▶ _Requirements_
Restate every entry word for word.

=====

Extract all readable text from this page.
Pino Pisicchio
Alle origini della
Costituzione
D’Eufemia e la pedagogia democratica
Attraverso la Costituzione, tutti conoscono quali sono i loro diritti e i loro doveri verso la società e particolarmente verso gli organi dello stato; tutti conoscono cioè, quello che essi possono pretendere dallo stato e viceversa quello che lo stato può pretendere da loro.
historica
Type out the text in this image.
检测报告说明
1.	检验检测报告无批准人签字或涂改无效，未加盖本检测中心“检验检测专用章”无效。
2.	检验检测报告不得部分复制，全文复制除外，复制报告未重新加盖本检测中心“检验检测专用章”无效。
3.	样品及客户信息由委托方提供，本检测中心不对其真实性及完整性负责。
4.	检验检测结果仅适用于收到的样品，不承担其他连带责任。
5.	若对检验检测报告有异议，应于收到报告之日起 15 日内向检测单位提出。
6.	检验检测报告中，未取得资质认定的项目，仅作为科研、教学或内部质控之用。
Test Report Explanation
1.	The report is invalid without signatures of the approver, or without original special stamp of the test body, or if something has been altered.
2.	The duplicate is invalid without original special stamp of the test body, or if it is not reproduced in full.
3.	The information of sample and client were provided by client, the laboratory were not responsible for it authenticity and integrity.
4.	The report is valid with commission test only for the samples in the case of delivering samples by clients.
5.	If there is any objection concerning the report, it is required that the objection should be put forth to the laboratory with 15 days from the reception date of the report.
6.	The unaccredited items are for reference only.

=====

▶ _Full response_
Extract all readable text from this page.
Pino Pisicchio
Alle origini della
Costituzione
D’Eufemia e la pedagogia democratica
Attraverso la Costituzione, tutti conoscono quali sono i loro diritti e i loro doveri verso la società e particolarmente verso gli organi dello stato; tutti conoscono cioè, quello che essi possono pretendere dallo stato e viceversa quello che lo stato può pretendere da loro.
historica
Type out the text in this image.
检测报告说明
1.	检验检测报告无批准人签字或涂改无效，未加盖本检测中心“检验检测专用章”无效。
2.	检验检测报告不得部分复制，全文复制除外，复制报告未重新加盖本检测中心“检验检测专用章”无效。
3.	样品及客户信息由委托方提供，本检测中心不对其真实性及完整性负责。
4.	检验检测结果仅适用于收到的样品，不承担其他连带责任。
5.	若对检验检测报告有异议，应于收到报告之日起 15 日内向检测单位提出。
6.	检验检测报告中，未取得资质认定的项目，仅作为科研、教学或内部质控之用。
Test Report Explanation
1.	The report is invalid without signatures of the approver, or without original special stamp of the test body, or if something has been altered.
2.	The duplicate is invalid without original special stamp of the test body, or if it is not reproduced in full.
3.	The information of sample and client were provided by client, the laboratory were not responsible for it authenticity and integrity.
4.	The report is valid with commission test only for the samples in the case of delivering samples by clients.
5.	If there is any objection concerning the report, it is required that the objection should be put forth to the laboratory with 15 days from the reception date of the report.
6.	The unaccredited items are for reference only.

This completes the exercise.